Given passage:
[Start of section]
However, The Washington Post reported the team isn’t interested in Bryant — at least not right now.
General manager Chris Ballard needs to make a splash after 2017’s lost season and then the ignominy of being spurned by Josh McDaniels after announcing the Patriots offensive coordinator as his next head coach back in February. Bryant may not fit the team’s youth-movement rebuild, but he’d still bring value to an offense that ranked 30th in the league in passing offense last season.
The Colts have an estimated $61 million still left to spend this offseason, and could match or exceed any offer Bryant receives. The big question is whether they can sell him on Andrew Luck’s health; a Luck-Bryant-T.Y. Hilton combination would solve a lot of problems in Indianapolis. Jacoby Brissett-Bryant-Hilton isn’t nearly as intimidating.
Joe Flacco suffered through the worst season of his professional career in 2017 thanks in part to an underwhelming receiving corps led by Mike Wallace, who is now a Philadelphia Eagle. While the club signed John Brown and Michael Crabtree to provide a modest upgrade this offseason, inking Bryant would give the team the trash-talking No. 1 wideout its lacked since Steve Smith’s retirement. With about $9 million in cap space, the Ravens could make it happen.
Plus, Baltimore fans and pundits alike really, really want Bryant.
Dear @DezBryant,— Baltimore Beatdown (@BMoreBeatdown) April 13, 2018
You were once a clear pick for the Ravens, but Dallas traded up and stole you from the purple & black. You're now free to sign wherever, and while other teams may be more enticing, Charm City would go nuts as you #ThrowUpTheX
Please, come to Baltimore.
Baltimore is trying to figure out a way to retroactively fail Michael Crabtree's physical. https://t.co/RJ8RjczCs4— PatrickJudis (@PatrickJudis) April 13, 2018
But Baltimore may be better off searching out a cheaper option who fills their need in the slot rather than a player whose skillset duplicates much of what Crabtree brings to the table. Saints restricted free agent Willie Snead might be the safer play.
Signing Bryant would suggest one of two moves for the Giants:
a) a load-em-up approach to what may be Eli Manning’s final year by combining Bryant with Odell Beckham Jr., a hopefully revitalized Brandon Marshall, and electric second-year tight end Evan Engram or
b) a short-term insurance policy that allows the team to further explore trading Beckham.
Either way, Bryant would get to play the Cowboys twice, but that second option suggests he’d be languishing with a bad New York team. Would he be willing to share the spotlight with OBJ if the Giants rostered both of them? Would he be willing to take a pay cut for a team with precious little cap space in 2018? The Giants don’t make a ton of sense for Bryant outside of revenge factors (same with the Eagles), but there are reasons to believe it could happen.
It may even be Bryant’s top choice, according to Mike Fisher of 105.3 The FAN in Dallas.
Carolina is currently strapped for cash, but releasing Thomas Davis would help create the space needed to sign Bryant. The veteran wideout would find a soft landing spot on a playoff team — something the previous four teams can’t offer — and give Cam Newton the most established receiver he’s had since Steve Smith roamed the sidelines in Charlotte. Combining Bryant and the emerging Devin Funchess would add an extra gear to the Panthers’ offense, but the financials may mean the pairing is impossible.
While the Saints shifted away from their pass-heavy offense to great success last fall, they’ve still got Drew Brees behind center and need to glean every drop of his Hall of Fame play while they still can. Adding Bryant to a corps that includes Michael Thomas, Cameron Meredith, and Ted Ginn Jr. would make Brees extremely happy, even if the former Cowboy would be tricky to squeeze into the team’s cap.
[End of section]
Work request:
Do these statements agree with the article on possible teams for Dez Bryant? Answer yes or no for each, and quote the deciding words.
1. The Colts have an estimated $61 million left to spend this offseason.
2. Mike Wallace now plays for the Ravens.
3. Evan Engram is a second-year tight end.
You won't need the entries to do this.

Entries from a dataset:
[Start of section]
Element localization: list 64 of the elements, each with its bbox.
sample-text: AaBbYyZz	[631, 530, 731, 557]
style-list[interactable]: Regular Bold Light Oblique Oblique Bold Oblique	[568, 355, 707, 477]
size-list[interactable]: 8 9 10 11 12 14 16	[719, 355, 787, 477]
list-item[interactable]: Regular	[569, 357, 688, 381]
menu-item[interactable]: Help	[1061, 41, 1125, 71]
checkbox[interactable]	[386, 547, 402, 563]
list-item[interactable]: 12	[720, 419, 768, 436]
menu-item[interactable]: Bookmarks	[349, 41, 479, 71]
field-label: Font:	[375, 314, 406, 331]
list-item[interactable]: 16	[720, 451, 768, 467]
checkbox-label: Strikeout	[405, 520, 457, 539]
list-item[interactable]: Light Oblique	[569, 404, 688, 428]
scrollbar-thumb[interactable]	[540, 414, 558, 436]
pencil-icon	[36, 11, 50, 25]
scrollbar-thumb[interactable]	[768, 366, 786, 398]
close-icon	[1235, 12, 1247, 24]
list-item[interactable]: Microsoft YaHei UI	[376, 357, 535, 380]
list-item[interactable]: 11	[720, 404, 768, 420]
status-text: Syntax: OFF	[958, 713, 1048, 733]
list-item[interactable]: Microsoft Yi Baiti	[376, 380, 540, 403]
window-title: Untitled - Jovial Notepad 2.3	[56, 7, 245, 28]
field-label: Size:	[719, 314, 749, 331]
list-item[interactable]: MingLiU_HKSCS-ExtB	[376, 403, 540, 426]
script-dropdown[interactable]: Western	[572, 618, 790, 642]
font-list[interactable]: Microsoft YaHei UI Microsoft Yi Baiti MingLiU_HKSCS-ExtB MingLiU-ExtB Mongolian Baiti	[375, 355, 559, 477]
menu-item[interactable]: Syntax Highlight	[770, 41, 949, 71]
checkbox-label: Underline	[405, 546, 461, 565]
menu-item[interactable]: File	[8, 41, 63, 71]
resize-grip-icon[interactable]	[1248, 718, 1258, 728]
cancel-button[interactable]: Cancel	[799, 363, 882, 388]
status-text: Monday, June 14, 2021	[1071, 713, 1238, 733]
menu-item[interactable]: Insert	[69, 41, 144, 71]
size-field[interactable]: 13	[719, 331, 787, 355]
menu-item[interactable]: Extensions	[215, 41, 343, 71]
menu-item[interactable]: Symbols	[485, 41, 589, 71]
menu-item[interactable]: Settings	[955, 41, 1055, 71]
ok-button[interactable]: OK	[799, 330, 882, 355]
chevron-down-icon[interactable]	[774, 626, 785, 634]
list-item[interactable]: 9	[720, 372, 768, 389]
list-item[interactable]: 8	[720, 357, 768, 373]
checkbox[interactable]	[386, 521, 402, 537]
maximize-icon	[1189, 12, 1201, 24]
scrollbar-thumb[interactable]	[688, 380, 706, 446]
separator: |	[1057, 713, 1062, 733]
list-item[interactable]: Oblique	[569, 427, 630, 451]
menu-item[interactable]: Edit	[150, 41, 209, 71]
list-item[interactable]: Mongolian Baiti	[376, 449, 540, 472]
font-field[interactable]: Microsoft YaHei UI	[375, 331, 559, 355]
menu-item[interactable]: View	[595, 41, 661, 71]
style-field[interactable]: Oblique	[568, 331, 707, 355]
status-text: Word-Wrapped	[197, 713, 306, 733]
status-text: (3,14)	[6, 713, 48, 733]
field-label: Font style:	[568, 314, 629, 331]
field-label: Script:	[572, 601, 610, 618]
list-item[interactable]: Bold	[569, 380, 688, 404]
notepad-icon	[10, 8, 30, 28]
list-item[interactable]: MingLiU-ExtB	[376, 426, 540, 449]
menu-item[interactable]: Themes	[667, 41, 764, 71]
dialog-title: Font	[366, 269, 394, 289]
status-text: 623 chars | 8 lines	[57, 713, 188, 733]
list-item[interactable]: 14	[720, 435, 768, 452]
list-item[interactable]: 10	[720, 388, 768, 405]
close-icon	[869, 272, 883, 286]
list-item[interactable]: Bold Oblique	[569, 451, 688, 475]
[End of section]
Written reply:
1. Yes: "The Colts have an estimated $61 million still left to spend this offseason"
2. No: "Mike Wallace, who is now a Philadelphia Eagle"
3. Yes: "electric second-year tight end Evan Engram"